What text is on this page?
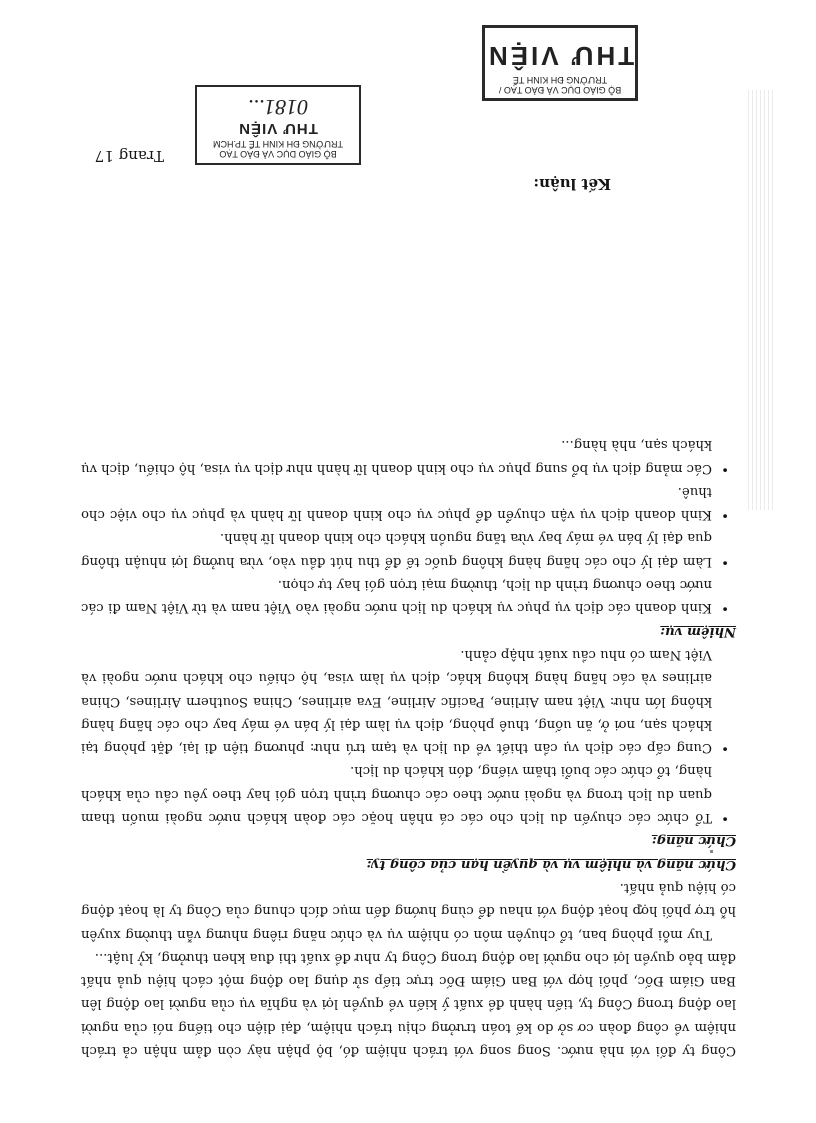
Công ty đối với nhà nước. Song song với trách nhiệm đó, bộ phận này còn đảm nhận cả trách nhiệm về công đoàn cơ sở do kế toán trưởng chịu trách nhiệm, đại diện cho tiếng nói của người lao động trong Công ty, tiến hành đề xuất ý kiến về quyền lợi và nghĩa vụ của người lao động lên Ban Giám Đốc, phối hợp với Ban Giám Đốc trực tiếp sử dụng lao động một cách hiệu quả nhất đảm bảo quyền lợi cho người lao động trong Công ty như đề xuất thi đua khen thưởng, kỷ luật...

Tuy mỗi phòng ban, tổ chuyên môn có nhiệm vụ và chức năng riêng nhưng vẫn thường xuyên hỗ trợ phối hợp hoạt động với nhau để cùng hướng đến mục đích chung của Công ty là hoạt động có hiệu quả nhất.

Chức năng và nhiệm vụ và quyền hạn của công ty:

Chức năng:

•
Tổ chức các chuyến du lịch cho các cá nhân hoặc các đoàn khách nước ngoài muốn tham quan du lịch trong và ngoài nước theo các chương trình trọn gói hay theo yêu cầu của khách hàng, tổ chức các buổi thăm viếng, đón khách du lịch.

•
Cung cấp các dịch vụ cần thiết về du lịch và tạm trú như: phương tiện đi lại, đặt phòng tại khách sạn, nơi ở, ăn uống, thuê phòng, dịch vụ làm đại lý bán vé máy bay cho các hãng hàng không lớn như: Việt nam Airline, Pacific Airline, Eva airlines, China Southern Airlines, China airlines và các hãng hàng không khác, dịch vụ làm visa, hộ chiếu cho khách nước ngoài và Việt Nam có nhu cầu xuất nhập cảnh.

Nhiệm vụ:

•
Kinh doanh các dịch vụ phục vụ khách du lịch nước ngoài vào Việt nam và từ Việt Nam đi các nước theo chương trình du lịch, thường mại trọn gói hay tự chọn.

•
Làm đại lý cho các hãng hàng không quốc tế để thu hút đầu vào, vừa hưởng lợi nhuận thông qua đại lý bán vé máy bay vừa tăng nguồn khách cho kinh doanh lữ hành.

•
Kinh doanh dịch vụ vận chuyển để phục vụ cho kinh doanh lữ hành và phục vụ cho việc cho thuê.

•
Các mảng dịch vụ bổ sung phục vụ cho kinh doanh lữ hành như dịch vụ visa, hộ chiếu, dịch vụ khách sạn, nhà hàng...

Kết luận:
Trang 17	BỘ GIÁO DỤC VÀ ĐÀO TẠO
TRƯỜNG ĐH KINH TẾ TP.HCM
THƯ VIỆN
0181...
BỘ GIÁO DỤC VÀ ĐÀO TẠO / TRƯỜNG ĐH KINH TẾ
THƯ VIỆN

## What you need to do
The pictures should not appear in the copy; every other part of the records above must be returned exactly.

## Response
What text is on this page?
Công ty đối với nhà nước. Song song với trách nhiệm đó, bộ phận này còn đảm nhận cả trách nhiệm về công đoàn cơ sở do kế toán trưởng chịu trách nhiệm, đại diện cho tiếng nói của người lao động trong Công ty, tiến hành đề xuất ý kiến về quyền lợi và nghĩa vụ của người lao động lên Ban Giám Đốc, phối hợp với Ban Giám Đốc trực tiếp sử dụng lao động một cách hiệu quả nhất đảm bảo quyền lợi cho người lao động trong Công ty như đề xuất thi đua khen thưởng, kỷ luật...

Tuy mỗi phòng ban, tổ chuyên môn có nhiệm vụ và chức năng riêng nhưng vẫn thường xuyên hỗ trợ phối hợp hoạt động với nhau để cùng hướng đến mục đích chung của Công ty là hoạt động có hiệu quả nhất.

Chức năng và nhiệm vụ và quyền hạn của công ty:

Chức năng:

•
Tổ chức các chuyến du lịch cho các cá nhân hoặc các đoàn khách nước ngoài muốn tham quan du lịch trong và ngoài nước theo các chương trình trọn gói hay theo yêu cầu của khách hàng, tổ chức các buổi thăm viếng, đón khách du lịch.

•
Cung cấp các dịch vụ cần thiết về du lịch và tạm trú như: phương tiện đi lại, đặt phòng tại khách sạn, nơi ở, ăn uống, thuê phòng, dịch vụ làm đại lý bán vé máy bay cho các hãng hàng không lớn như: Việt nam Airline, Pacific Airline, Eva airlines, China Southern Airlines, China airlines và các hãng hàng không khác, dịch vụ làm visa, hộ chiếu cho khách nước ngoài và Việt Nam có nhu cầu xuất nhập cảnh.

Nhiệm vụ:

•
Kinh doanh các dịch vụ phục vụ khách du lịch nước ngoài vào Việt nam và từ Việt Nam đi các nước theo chương trình du lịch, thường mại trọn gói hay tự chọn.

•
Làm đại lý cho các hãng hàng không quốc tế để thu hút đầu vào, vừa hưởng lợi nhuận thông qua đại lý bán vé máy bay vừa tăng nguồn khách cho kinh doanh lữ hành.

•
Kinh doanh dịch vụ vận chuyển để phục vụ cho kinh doanh lữ hành và phục vụ cho việc cho thuê.

•
Các mảng dịch vụ bổ sung phục vụ cho kinh doanh lữ hành như dịch vụ visa, hộ chiếu, dịch vụ khách sạn, nhà hàng...

Kết luận:
Trang 17	BỘ GIÁO DỤC VÀ ĐÀO TẠO
TRƯỜNG ĐH KINH TẾ TP.HCM
THƯ VIỆN
0181...
BỘ GIÁO DỤC VÀ ĐÀO TẠO / TRƯỜNG ĐH KINH TẾ
THƯ VIỆN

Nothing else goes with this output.